**TASK TO COMPLETE**:
Give every entry again, word for word.

[Dataset items]

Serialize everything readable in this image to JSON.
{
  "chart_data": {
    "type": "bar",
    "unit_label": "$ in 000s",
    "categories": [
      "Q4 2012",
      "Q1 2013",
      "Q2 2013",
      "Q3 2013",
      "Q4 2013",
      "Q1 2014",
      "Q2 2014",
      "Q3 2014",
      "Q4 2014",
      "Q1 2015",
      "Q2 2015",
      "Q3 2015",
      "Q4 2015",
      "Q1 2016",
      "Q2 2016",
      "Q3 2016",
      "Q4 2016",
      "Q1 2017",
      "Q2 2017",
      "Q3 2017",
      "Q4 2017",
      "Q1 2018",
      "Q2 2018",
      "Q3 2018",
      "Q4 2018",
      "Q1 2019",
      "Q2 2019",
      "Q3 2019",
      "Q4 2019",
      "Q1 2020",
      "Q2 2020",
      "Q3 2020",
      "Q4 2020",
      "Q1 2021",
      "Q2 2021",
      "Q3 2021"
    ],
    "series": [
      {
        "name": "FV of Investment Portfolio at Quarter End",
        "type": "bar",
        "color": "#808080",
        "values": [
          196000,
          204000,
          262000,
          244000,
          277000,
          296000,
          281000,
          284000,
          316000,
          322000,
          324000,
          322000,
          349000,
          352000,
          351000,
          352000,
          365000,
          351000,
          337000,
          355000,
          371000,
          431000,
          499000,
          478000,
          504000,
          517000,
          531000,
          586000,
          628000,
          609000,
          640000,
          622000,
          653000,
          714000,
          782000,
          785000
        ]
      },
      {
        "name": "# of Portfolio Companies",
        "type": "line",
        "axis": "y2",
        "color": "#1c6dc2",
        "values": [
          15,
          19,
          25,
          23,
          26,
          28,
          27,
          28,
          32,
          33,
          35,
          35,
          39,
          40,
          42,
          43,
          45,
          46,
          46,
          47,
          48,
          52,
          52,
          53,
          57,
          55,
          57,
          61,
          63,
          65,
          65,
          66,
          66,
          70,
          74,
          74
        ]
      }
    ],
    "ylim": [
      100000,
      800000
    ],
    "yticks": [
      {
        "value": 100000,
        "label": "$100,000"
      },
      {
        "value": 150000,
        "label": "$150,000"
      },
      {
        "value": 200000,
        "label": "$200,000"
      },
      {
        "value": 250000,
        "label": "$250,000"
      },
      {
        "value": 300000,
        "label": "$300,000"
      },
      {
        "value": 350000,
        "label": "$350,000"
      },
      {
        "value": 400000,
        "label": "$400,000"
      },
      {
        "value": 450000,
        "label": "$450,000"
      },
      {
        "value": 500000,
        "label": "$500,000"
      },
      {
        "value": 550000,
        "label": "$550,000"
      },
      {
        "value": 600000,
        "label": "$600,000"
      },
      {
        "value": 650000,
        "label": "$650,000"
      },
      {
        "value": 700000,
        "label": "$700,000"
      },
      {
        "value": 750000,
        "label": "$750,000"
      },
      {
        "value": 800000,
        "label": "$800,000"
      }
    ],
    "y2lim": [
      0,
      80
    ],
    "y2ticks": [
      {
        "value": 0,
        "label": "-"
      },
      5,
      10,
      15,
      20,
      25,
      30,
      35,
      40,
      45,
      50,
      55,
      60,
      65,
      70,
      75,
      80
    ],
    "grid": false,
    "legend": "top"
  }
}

**CORRECT ANSWER**:
Serialize everything readable in this image to JSON.
{
  "chart_data": {
    "type": "bar",
    "unit_label": "$ in 000s",
    "categories": [
      "Q4 2012",
      "Q1 2013",
      "Q2 2013",
      "Q3 2013",
      "Q4 2013",
      "Q1 2014",
      "Q2 2014",
      "Q3 2014",
      "Q4 2014",
      "Q1 2015",
      "Q2 2015",
      "Q3 2015",
      "Q4 2015",
      "Q1 2016",
      "Q2 2016",
      "Q3 2016",
      "Q4 2016",
      "Q1 2017",
      "Q2 2017",
      "Q3 2017",
      "Q4 2017",
      "Q1 2018",
      "Q2 2018",
      "Q3 2018",
      "Q4 2018",
      "Q1 2019",
      "Q2 2019",
      "Q3 2019",
      "Q4 2019",
      "Q1 2020",
      "Q2 2020",
      "Q3 2020",
      "Q4 2020",
      "Q1 2021",
      "Q2 2021",
      "Q3 2021"
    ],
    "series": [
      {
        "name": "FV of Investment Portfolio at Quarter End",
        "type": "bar",
        "color": "#808080",
        "values": [
          196000,
          204000,
          262000,
          244000,
          277000,
          296000,
          281000,
          284000,
          316000,
          322000,
          324000,
          322000,
          349000,
          352000,
          351000,
          352000,
          365000,
          351000,
          337000,
          355000,
          371000,
          431000,
          499000,
          478000,
          504000,
          517000,
          531000,
          586000,
          628000,
          609000,
          640000,
          622000,
          653000,
          714000,
          782000,
          785000
        ]
      },
      {
        "name": "# of Portfolio Companies",
        "type": "line",
        "axis": "y2",
        "color": "#1c6dc2",
        "values": [
          15,
          19,
          25,
          23,
          26,
          28,
          27,
          28,
          32,
          33,
          35,
          35,
          39,
          40,
          42,
          43,
          45,
          46,
          46,
          47,
          48,
          52,
          52,
          53,
          57,
          55,
          57,
          61,
          63,
          65,
          65,
          66,
          66,
          70,
          74,
          74
        ]
      }
    ],
    "ylim": [
      100000,
      800000
    ],
    "yticks": [
      {
        "value": 100000,
        "label": "$100,000"
      },
      {
        "value": 150000,
        "label": "$150,000"
      },
      {
        "value": 200000,
        "label": "$200,000"
      },
      {
        "value": 250000,
        "label": "$250,000"
      },
      {
        "value": 300000,
        "label": "$300,000"
      },
      {
        "value": 350000,
        "label": "$350,000"
      },
      {
        "value": 400000,
        "label": "$400,000"
      },
      {
        "value": 450000,
        "label": "$450,000"
      },
      {
        "value": 500000,
        "label": "$500,000"
      },
      {
        "value": 550000,
        "label": "$550,000"
      },
      {
        "value": 600000,
        "label": "$600,000"
      },
      {
        "value": 650000,
        "label": "$650,000"
      },
      {
        "value": 700000,
        "label": "$700,000"
      },
      {
        "value": 750000,
        "label": "$750,000"
      },
      {
        "value": 800000,
        "label": "$800,000"
      }
    ],
    "y2lim": [
      0,
      80
    ],
    "y2ticks": [
      {
        "value": 0,
        "label": "-"
      },
      5,
      10,
      15,
      20,
      25,
      30,
      35,
      40,
      45,
      50,
      55,
      60,
      65,
      70,
      75,
      80
    ],
    "grid": false,
    "legend": "top"
  }
}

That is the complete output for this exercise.